Data tied to figure images
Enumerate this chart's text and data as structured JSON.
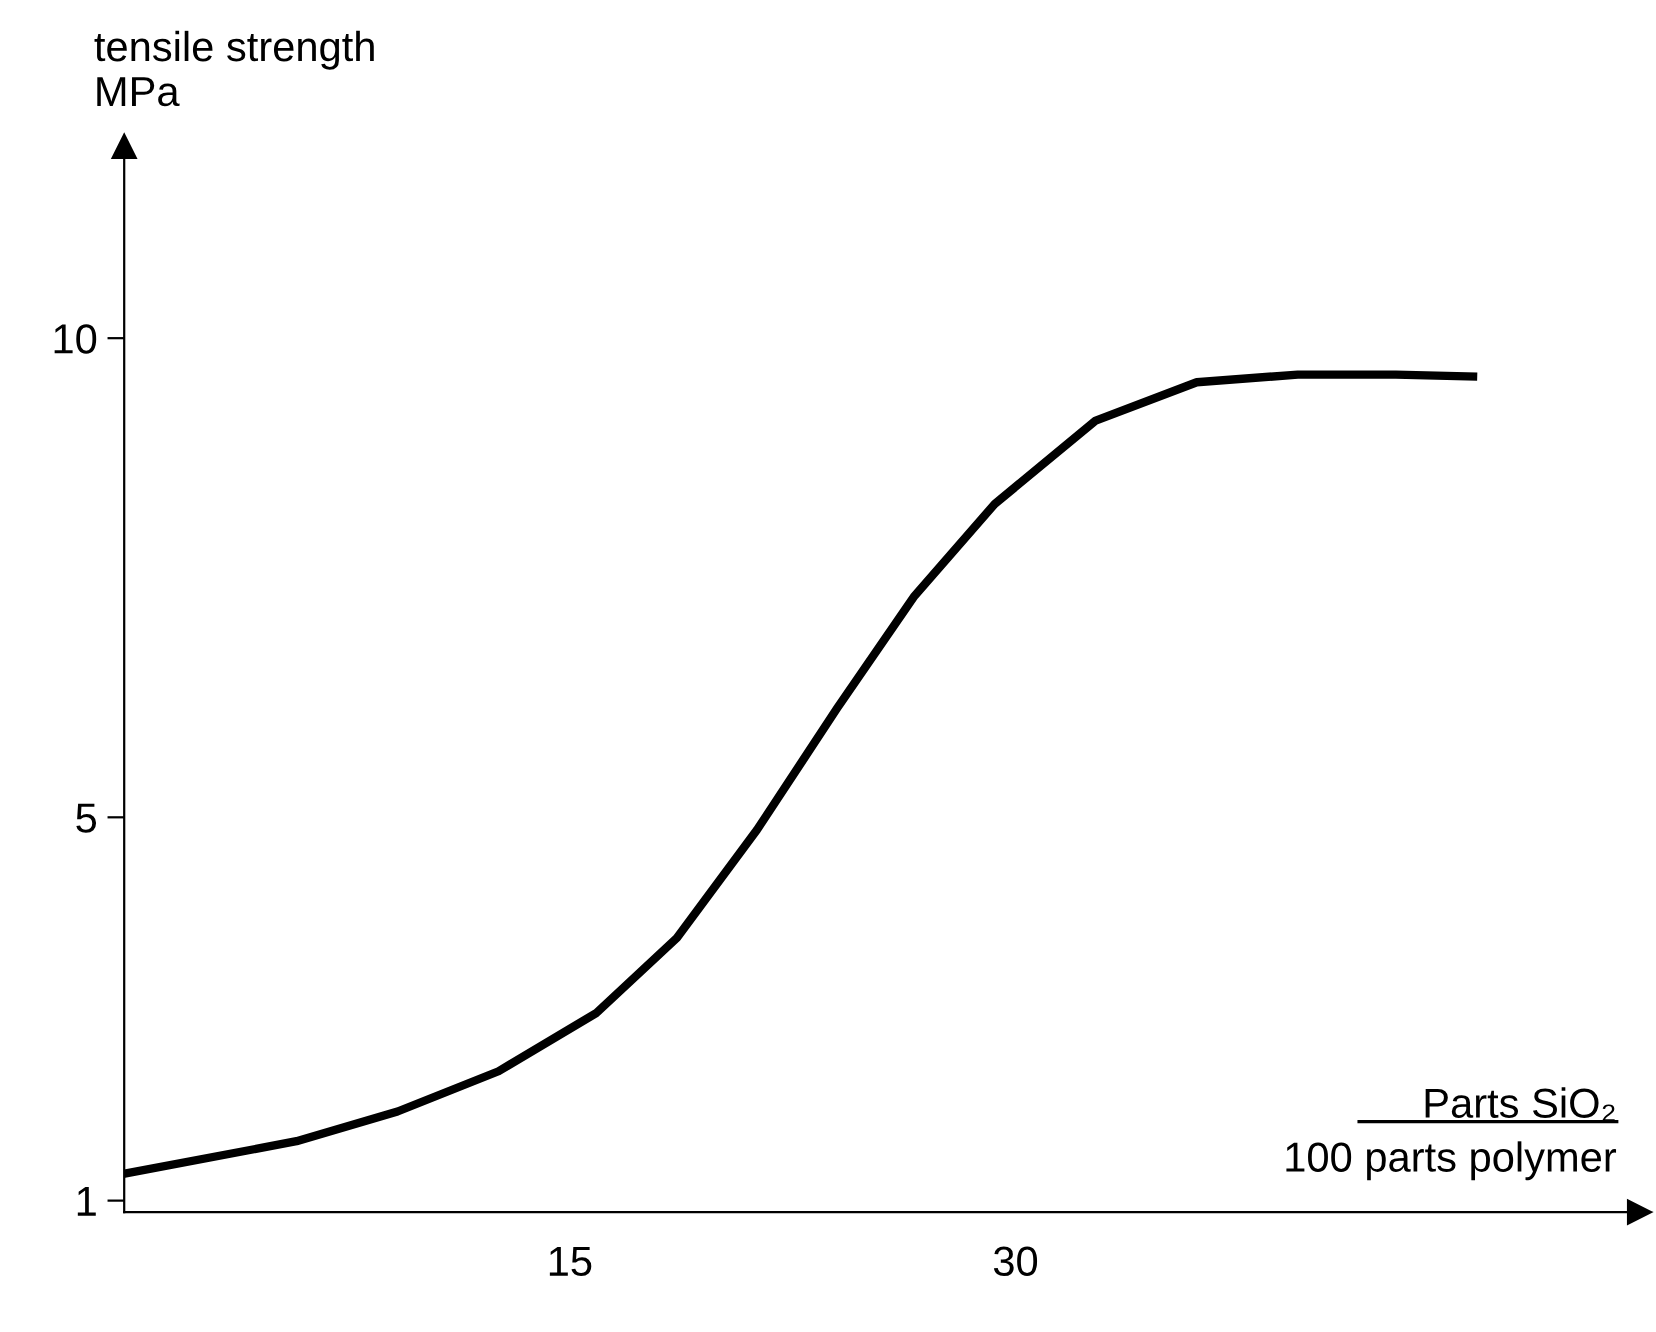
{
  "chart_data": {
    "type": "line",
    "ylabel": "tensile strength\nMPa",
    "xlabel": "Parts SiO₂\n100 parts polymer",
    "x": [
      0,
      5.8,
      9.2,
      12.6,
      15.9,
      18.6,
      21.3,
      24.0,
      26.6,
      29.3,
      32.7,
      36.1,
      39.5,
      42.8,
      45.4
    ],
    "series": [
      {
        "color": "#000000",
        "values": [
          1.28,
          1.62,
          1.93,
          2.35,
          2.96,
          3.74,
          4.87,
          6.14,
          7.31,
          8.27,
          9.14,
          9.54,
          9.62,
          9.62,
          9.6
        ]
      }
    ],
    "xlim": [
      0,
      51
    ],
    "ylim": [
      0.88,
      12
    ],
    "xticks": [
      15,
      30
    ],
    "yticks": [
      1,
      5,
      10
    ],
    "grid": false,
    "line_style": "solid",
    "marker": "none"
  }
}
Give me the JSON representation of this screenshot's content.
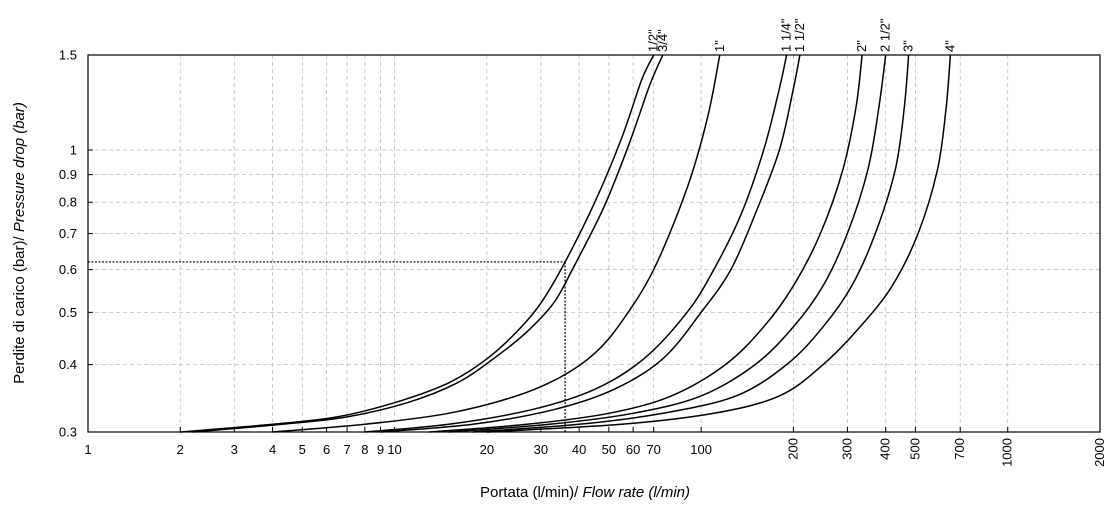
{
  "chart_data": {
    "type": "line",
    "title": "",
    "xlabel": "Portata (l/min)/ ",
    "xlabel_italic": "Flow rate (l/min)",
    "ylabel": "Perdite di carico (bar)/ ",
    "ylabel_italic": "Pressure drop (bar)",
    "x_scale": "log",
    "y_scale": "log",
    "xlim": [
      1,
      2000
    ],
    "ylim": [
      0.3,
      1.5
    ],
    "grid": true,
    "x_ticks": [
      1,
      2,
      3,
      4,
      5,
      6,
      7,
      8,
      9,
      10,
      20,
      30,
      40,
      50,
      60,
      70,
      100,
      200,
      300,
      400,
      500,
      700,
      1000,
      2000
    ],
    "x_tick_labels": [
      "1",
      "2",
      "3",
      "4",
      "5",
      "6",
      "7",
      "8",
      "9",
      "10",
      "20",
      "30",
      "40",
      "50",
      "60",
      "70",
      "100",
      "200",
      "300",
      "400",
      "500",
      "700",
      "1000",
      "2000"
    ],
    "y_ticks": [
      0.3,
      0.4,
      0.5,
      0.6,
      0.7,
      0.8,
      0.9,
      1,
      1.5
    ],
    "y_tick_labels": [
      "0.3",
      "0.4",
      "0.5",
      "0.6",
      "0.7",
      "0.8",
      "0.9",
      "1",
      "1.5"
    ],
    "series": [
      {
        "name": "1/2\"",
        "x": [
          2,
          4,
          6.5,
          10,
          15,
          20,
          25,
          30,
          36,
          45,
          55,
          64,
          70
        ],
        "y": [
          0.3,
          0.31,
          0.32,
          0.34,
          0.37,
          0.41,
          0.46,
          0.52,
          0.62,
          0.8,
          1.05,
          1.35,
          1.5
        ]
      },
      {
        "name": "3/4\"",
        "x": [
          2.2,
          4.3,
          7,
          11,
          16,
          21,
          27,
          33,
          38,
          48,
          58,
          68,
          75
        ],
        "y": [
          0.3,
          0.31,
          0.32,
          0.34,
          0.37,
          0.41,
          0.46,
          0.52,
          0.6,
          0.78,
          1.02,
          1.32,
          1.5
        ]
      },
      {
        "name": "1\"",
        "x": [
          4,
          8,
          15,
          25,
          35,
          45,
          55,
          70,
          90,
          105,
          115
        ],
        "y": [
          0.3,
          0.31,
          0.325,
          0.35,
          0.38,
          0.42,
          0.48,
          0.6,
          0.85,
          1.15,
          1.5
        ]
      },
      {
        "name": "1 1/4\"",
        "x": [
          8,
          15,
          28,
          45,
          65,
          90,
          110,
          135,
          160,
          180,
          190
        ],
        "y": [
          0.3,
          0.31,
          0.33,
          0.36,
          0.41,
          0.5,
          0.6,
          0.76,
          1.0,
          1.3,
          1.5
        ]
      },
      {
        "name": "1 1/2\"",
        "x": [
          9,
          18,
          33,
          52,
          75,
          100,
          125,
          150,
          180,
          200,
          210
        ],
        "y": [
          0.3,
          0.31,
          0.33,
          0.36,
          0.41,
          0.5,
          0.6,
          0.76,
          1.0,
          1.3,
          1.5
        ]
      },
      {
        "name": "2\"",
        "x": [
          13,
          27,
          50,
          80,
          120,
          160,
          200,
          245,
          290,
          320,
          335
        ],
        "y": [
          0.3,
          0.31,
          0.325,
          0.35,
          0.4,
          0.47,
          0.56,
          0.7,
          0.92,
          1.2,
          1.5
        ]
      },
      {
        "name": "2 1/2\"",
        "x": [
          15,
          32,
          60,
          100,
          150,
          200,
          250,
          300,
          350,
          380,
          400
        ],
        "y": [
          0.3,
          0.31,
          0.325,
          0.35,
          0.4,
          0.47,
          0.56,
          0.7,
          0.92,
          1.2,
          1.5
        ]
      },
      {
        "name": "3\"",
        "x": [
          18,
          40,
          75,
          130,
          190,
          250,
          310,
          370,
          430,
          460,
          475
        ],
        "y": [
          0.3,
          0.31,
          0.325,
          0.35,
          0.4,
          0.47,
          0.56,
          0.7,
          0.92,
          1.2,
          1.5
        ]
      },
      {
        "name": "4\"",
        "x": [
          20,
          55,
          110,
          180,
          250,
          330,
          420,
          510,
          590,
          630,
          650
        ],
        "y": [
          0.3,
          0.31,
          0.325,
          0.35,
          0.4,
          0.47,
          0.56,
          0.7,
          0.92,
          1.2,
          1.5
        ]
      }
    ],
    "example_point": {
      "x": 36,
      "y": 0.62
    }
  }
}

# REQUIREMENTS
Consider the entries above and return each line with the string "JSON".

# FULL ANSWER
Enumerate this chart's text and data as structured JSON.
Give me the JSON representation of this screenshot's content.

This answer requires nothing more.